## The exercise
Answer with a number only: how many lines of the data contain "Promotional"?

(Stored data)
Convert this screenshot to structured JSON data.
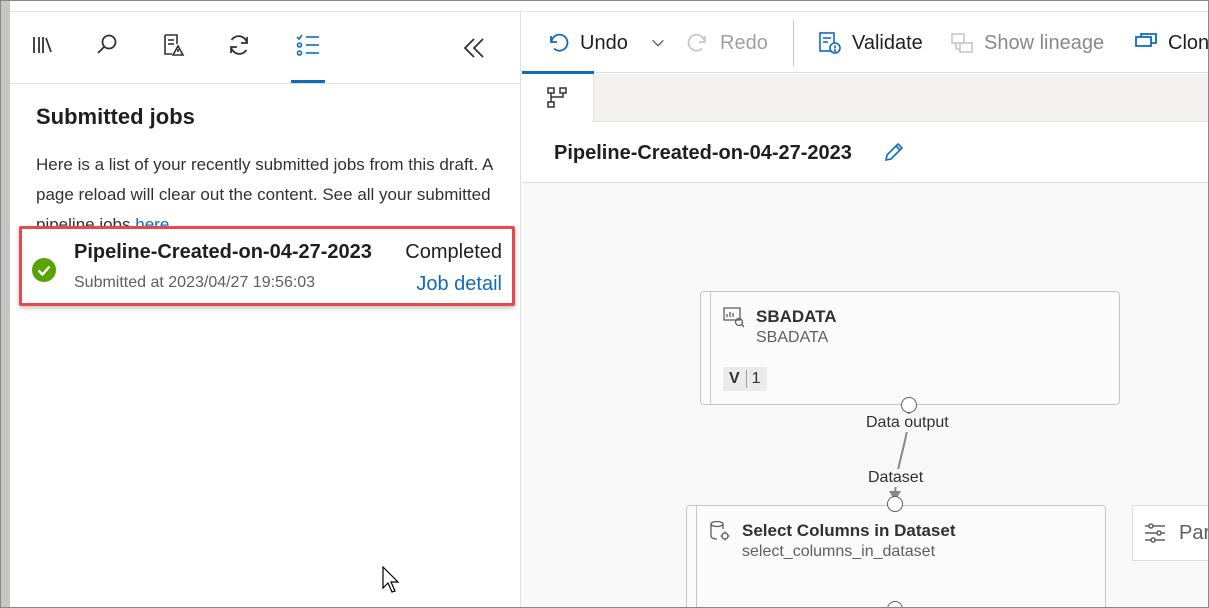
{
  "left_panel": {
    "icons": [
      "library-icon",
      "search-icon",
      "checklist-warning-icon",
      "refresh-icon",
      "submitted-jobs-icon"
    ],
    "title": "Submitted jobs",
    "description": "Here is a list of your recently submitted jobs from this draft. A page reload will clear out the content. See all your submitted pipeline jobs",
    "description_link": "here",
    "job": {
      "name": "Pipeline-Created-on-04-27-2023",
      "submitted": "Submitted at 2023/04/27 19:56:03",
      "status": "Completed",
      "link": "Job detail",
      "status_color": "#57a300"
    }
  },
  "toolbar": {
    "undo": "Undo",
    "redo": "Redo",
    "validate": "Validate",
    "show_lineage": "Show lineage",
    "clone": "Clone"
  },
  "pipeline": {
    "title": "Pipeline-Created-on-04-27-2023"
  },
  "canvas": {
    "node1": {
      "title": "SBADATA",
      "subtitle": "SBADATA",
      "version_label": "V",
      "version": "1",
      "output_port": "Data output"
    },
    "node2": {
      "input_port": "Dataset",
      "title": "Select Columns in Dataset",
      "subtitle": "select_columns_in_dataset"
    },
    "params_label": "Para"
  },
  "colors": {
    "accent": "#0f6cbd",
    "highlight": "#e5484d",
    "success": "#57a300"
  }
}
* * *
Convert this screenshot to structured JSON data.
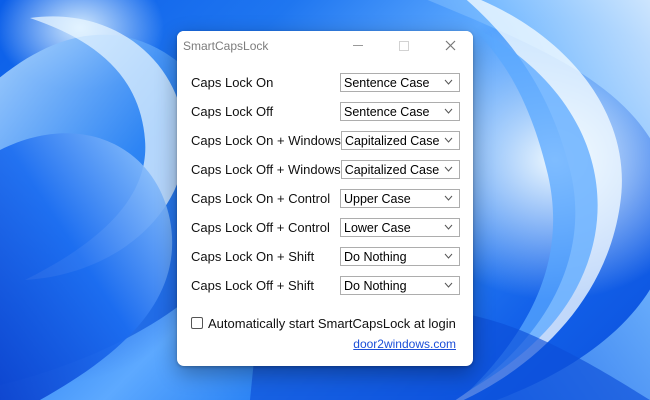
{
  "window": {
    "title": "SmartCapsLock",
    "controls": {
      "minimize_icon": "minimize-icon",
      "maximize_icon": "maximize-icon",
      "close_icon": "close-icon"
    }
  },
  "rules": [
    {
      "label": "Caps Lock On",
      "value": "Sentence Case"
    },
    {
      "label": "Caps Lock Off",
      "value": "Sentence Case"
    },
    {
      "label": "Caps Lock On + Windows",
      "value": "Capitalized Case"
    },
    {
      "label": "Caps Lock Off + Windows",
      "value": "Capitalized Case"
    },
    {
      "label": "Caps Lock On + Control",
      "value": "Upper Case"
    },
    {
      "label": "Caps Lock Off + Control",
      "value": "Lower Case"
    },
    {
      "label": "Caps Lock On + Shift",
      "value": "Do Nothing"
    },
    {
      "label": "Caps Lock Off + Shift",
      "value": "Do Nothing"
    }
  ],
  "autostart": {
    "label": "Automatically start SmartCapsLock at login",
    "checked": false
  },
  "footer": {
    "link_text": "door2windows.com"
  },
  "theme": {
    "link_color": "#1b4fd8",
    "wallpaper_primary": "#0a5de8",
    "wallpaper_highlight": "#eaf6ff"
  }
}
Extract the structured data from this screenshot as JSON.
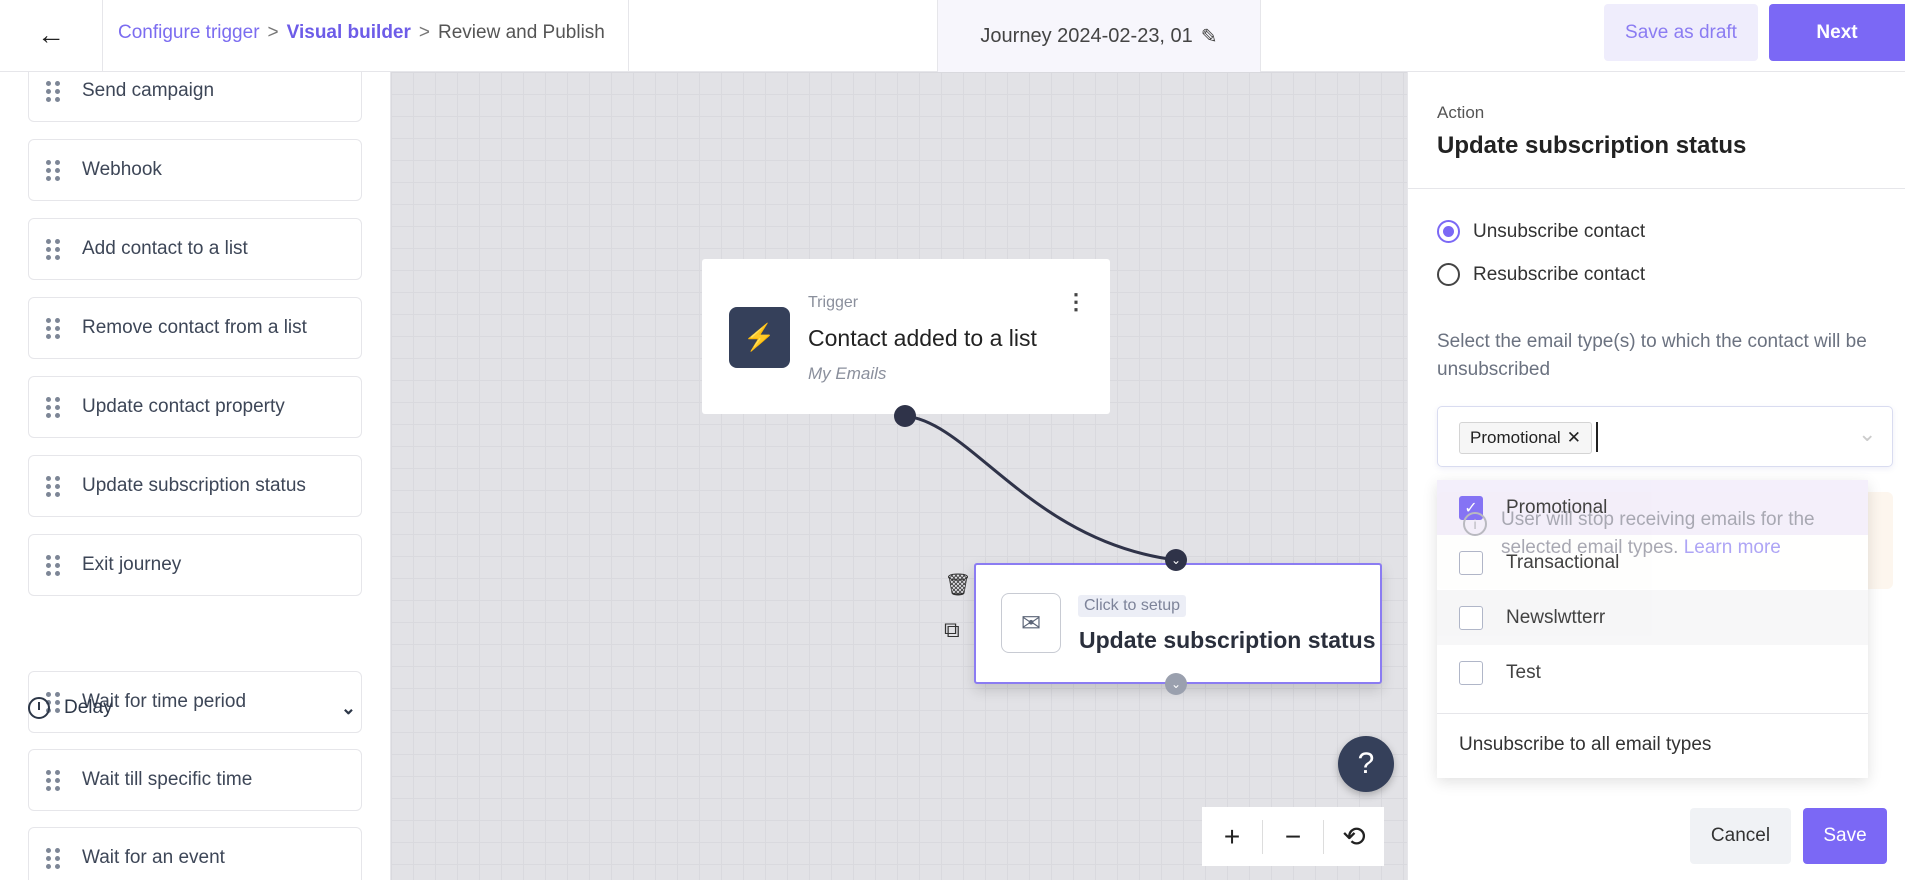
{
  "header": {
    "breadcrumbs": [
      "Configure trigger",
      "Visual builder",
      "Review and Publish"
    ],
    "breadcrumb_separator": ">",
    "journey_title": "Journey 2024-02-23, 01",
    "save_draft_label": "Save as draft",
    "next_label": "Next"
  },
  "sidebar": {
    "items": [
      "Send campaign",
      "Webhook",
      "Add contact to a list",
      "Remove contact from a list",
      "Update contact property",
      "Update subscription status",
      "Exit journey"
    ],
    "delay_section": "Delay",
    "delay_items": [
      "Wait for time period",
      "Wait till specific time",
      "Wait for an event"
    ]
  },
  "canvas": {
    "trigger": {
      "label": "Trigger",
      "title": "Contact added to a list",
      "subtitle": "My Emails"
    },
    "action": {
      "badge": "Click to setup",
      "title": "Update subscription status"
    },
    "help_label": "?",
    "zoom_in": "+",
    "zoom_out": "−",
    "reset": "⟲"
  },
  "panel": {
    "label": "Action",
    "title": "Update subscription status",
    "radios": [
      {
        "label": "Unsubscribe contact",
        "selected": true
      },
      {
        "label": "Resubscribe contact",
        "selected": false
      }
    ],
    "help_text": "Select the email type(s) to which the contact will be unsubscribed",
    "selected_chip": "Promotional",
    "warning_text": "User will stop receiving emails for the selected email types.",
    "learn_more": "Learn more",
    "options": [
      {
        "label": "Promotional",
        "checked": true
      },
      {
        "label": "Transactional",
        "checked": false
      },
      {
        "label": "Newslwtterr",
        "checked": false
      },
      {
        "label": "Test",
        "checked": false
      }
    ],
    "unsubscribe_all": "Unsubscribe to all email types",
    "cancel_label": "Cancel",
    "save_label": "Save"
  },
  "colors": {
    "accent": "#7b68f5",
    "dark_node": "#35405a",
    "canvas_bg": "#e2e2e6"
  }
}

## Solution to this task
2